> [Instruction]: Word for word, copy all the data and drop the pictures.

> [Records for the exercise]:
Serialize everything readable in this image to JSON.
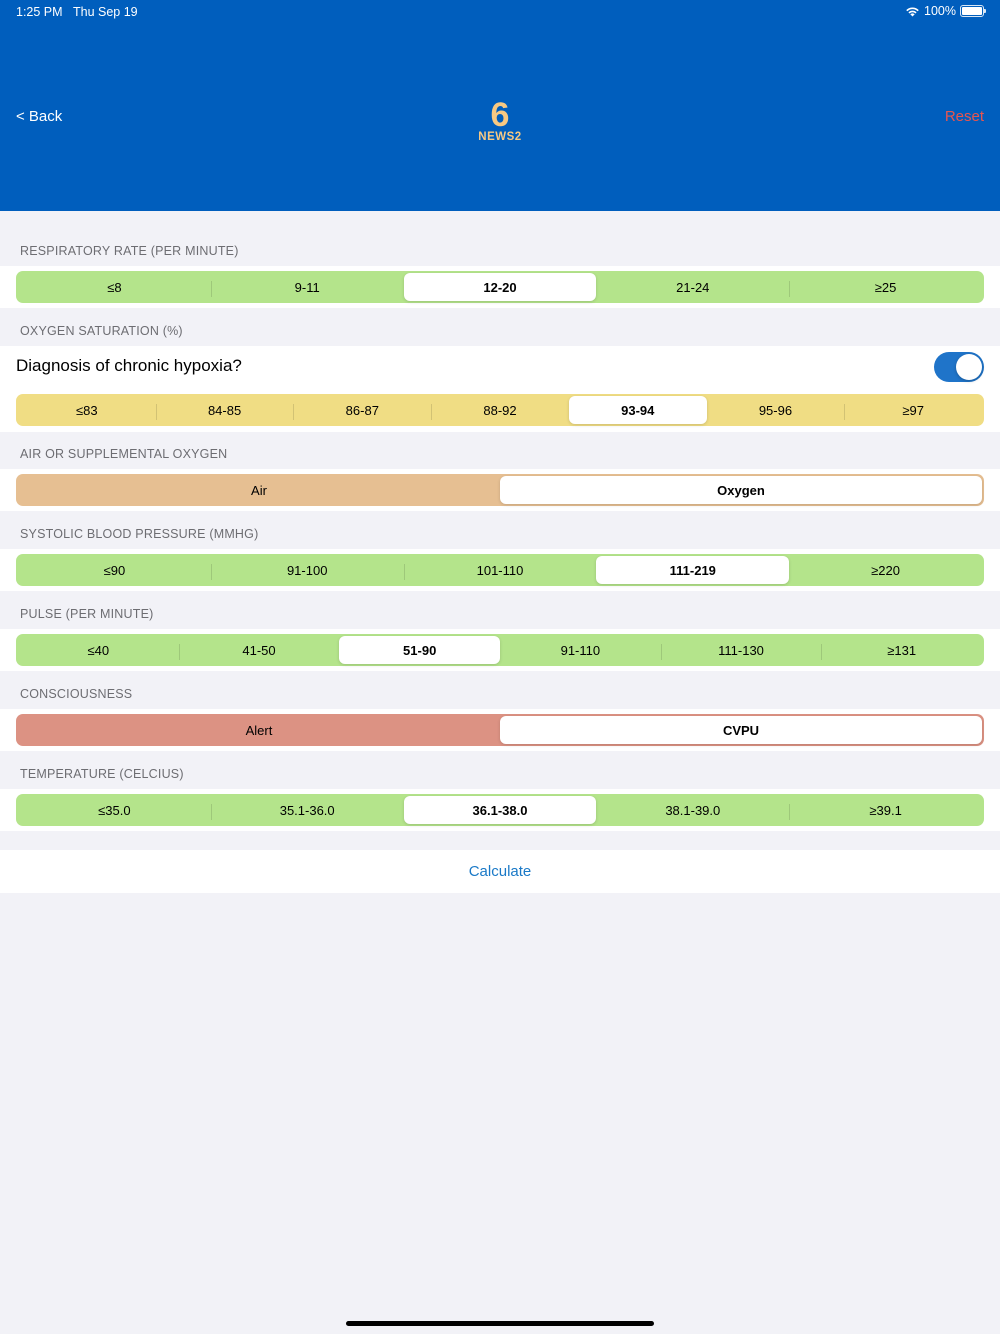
{
  "status_bar": {
    "time": "1:25 PM",
    "date": "Thu Sep 19",
    "battery": "100%"
  },
  "header": {
    "back_label": "< Back",
    "reset_label": "Reset",
    "score": "6",
    "score_label": "NEWS2"
  },
  "sections": {
    "respiratory": {
      "label": "RESPIRATORY RATE (PER MINUTE)",
      "options": [
        "≤8",
        "9-11",
        "12-20",
        "21-24",
        "≥25"
      ],
      "selected": "12-20"
    },
    "oxygen_sat": {
      "label": "OXYGEN SATURATION (%)",
      "hypoxia_label": "Diagnosis of chronic hypoxia?",
      "hypoxia_on": true,
      "options": [
        "≤83",
        "84-85",
        "86-87",
        "88-92",
        "93-94",
        "95-96",
        "≥97"
      ],
      "selected": "93-94"
    },
    "air": {
      "label": "AIR OR SUPPLEMENTAL OXYGEN",
      "options": [
        "Air",
        "Oxygen"
      ],
      "selected": "Oxygen"
    },
    "systolic": {
      "label": "SYSTOLIC BLOOD PRESSURE (MMHG)",
      "options": [
        "≤90",
        "91-100",
        "101-110",
        "111-219",
        "≥220"
      ],
      "selected": "111-219"
    },
    "pulse": {
      "label": "PULSE (PER MINUTE)",
      "options": [
        "≤40",
        "41-50",
        "51-90",
        "91-110",
        "111-130",
        "≥131"
      ],
      "selected": "51-90"
    },
    "consciousness": {
      "label": "CONSCIOUSNESS",
      "options": [
        "Alert",
        "CVPU"
      ],
      "selected": "CVPU"
    },
    "temperature": {
      "label": "TEMPERATURE (CELCIUS)",
      "options": [
        "≤35.0",
        "35.1-36.0",
        "36.1-38.0",
        "38.1-39.0",
        "≥39.1"
      ],
      "selected": "36.1-38.0"
    }
  },
  "calculate_label": "Calculate",
  "colors": {
    "header": "#005ebd",
    "score": "#f7c983",
    "reset": "#e8554e",
    "green": "#b4e48b",
    "yellow": "#f0dd84",
    "tan": "#e6bf92",
    "red": "#dc9283",
    "link": "#1a79c7",
    "toggle": "#1f74c9"
  }
}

> [Reply]:
Serialize everything readable in this image to JSON.
{
  "status_bar": {
    "time": "1:25 PM",
    "date": "Thu Sep 19",
    "battery": "100%"
  },
  "header": {
    "back_label": "< Back",
    "reset_label": "Reset",
    "score": "6",
    "score_label": "NEWS2"
  },
  "sections": {
    "respiratory": {
      "label": "RESPIRATORY RATE (PER MINUTE)",
      "options": [
        "≤8",
        "9-11",
        "12-20",
        "21-24",
        "≥25"
      ],
      "selected": "12-20"
    },
    "oxygen_sat": {
      "label": "OXYGEN SATURATION (%)",
      "hypoxia_label": "Diagnosis of chronic hypoxia?",
      "hypoxia_on": true,
      "options": [
        "≤83",
        "84-85",
        "86-87",
        "88-92",
        "93-94",
        "95-96",
        "≥97"
      ],
      "selected": "93-94"
    },
    "air": {
      "label": "AIR OR SUPPLEMENTAL OXYGEN",
      "options": [
        "Air",
        "Oxygen"
      ],
      "selected": "Oxygen"
    },
    "systolic": {
      "label": "SYSTOLIC BLOOD PRESSURE (MMHG)",
      "options": [
        "≤90",
        "91-100",
        "101-110",
        "111-219",
        "≥220"
      ],
      "selected": "111-219"
    },
    "pulse": {
      "label": "PULSE (PER MINUTE)",
      "options": [
        "≤40",
        "41-50",
        "51-90",
        "91-110",
        "111-130",
        "≥131"
      ],
      "selected": "51-90"
    },
    "consciousness": {
      "label": "CONSCIOUSNESS",
      "options": [
        "Alert",
        "CVPU"
      ],
      "selected": "CVPU"
    },
    "temperature": {
      "label": "TEMPERATURE (CELCIUS)",
      "options": [
        "≤35.0",
        "35.1-36.0",
        "36.1-38.0",
        "38.1-39.0",
        "≥39.1"
      ],
      "selected": "36.1-38.0"
    }
  },
  "calculate_label": "Calculate",
  "colors": {
    "header": "#005ebd",
    "score": "#f7c983",
    "reset": "#e8554e",
    "green": "#b4e48b",
    "yellow": "#f0dd84",
    "tan": "#e6bf92",
    "red": "#dc9283",
    "link": "#1a79c7",
    "toggle": "#1f74c9"
  }
}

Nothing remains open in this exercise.